-- begin Excerpted records --

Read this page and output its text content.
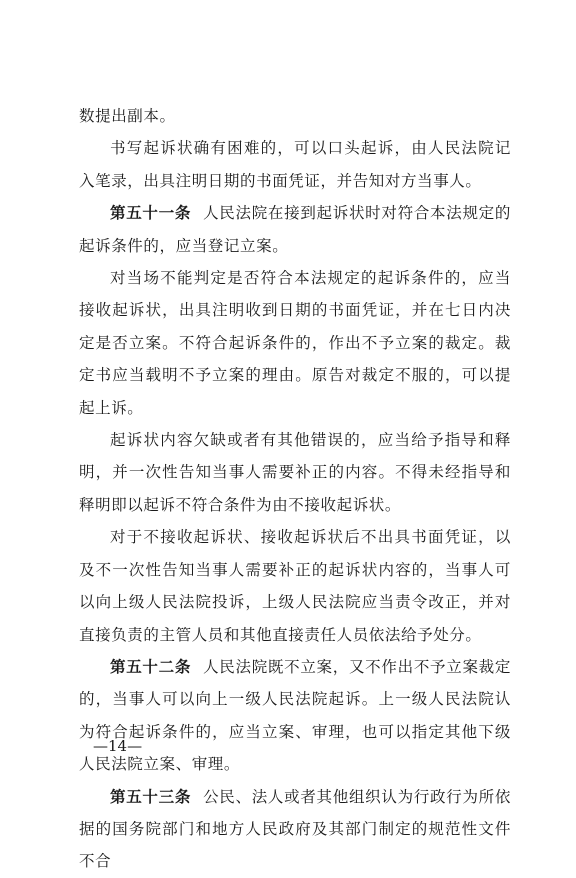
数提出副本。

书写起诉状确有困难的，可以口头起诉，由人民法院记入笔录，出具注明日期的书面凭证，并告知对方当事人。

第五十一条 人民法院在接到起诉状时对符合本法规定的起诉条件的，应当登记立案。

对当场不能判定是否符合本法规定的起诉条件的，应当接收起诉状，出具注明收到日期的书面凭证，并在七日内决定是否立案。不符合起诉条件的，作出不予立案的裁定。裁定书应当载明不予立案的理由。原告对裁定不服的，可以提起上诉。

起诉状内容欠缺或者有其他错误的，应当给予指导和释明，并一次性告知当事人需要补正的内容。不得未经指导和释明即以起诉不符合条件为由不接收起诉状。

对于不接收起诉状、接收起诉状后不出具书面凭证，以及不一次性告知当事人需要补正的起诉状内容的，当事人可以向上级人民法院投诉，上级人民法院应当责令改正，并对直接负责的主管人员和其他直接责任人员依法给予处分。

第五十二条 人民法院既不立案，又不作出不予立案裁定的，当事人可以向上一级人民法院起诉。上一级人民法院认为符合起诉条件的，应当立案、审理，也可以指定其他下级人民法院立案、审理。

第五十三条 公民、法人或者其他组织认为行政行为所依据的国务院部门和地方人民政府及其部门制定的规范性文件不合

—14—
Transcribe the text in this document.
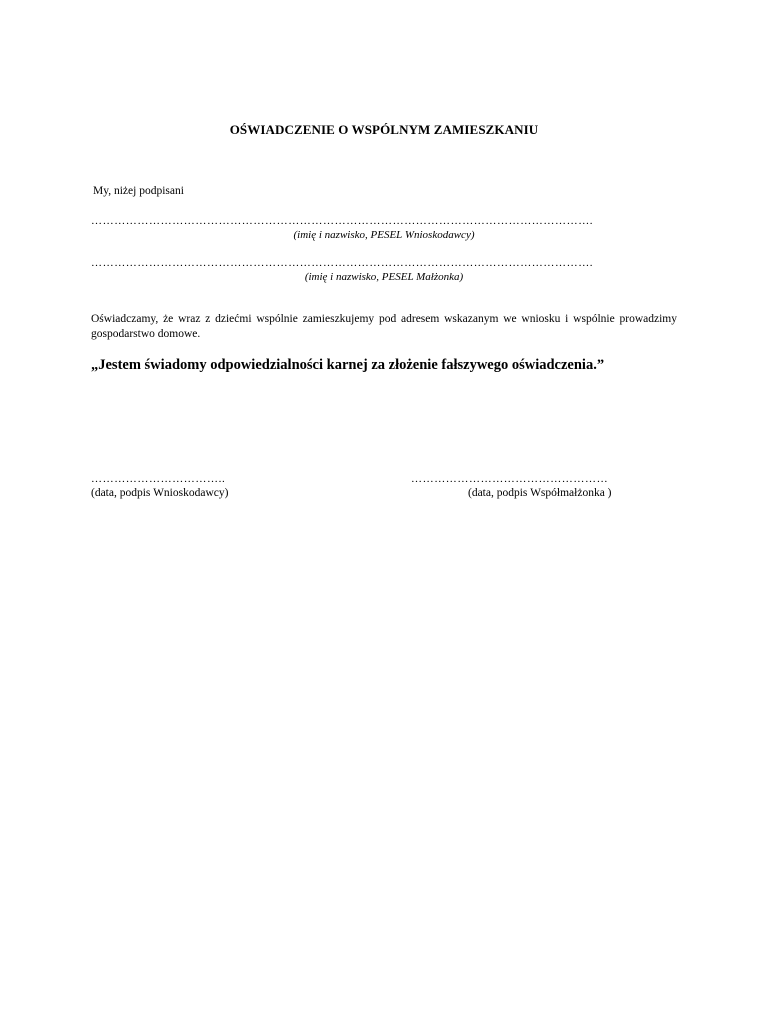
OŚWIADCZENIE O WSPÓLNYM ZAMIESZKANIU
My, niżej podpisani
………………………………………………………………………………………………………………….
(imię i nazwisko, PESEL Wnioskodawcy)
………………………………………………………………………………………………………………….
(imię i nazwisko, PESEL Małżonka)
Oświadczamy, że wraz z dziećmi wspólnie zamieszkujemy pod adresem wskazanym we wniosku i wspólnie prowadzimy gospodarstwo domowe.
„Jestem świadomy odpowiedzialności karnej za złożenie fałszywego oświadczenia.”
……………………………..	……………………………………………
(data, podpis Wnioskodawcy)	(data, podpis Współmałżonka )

-- end Excerpted records --

◆ Task statement:
Work out how many lines above contain the word "imię". Give only the number.

◆ Worked answer:
2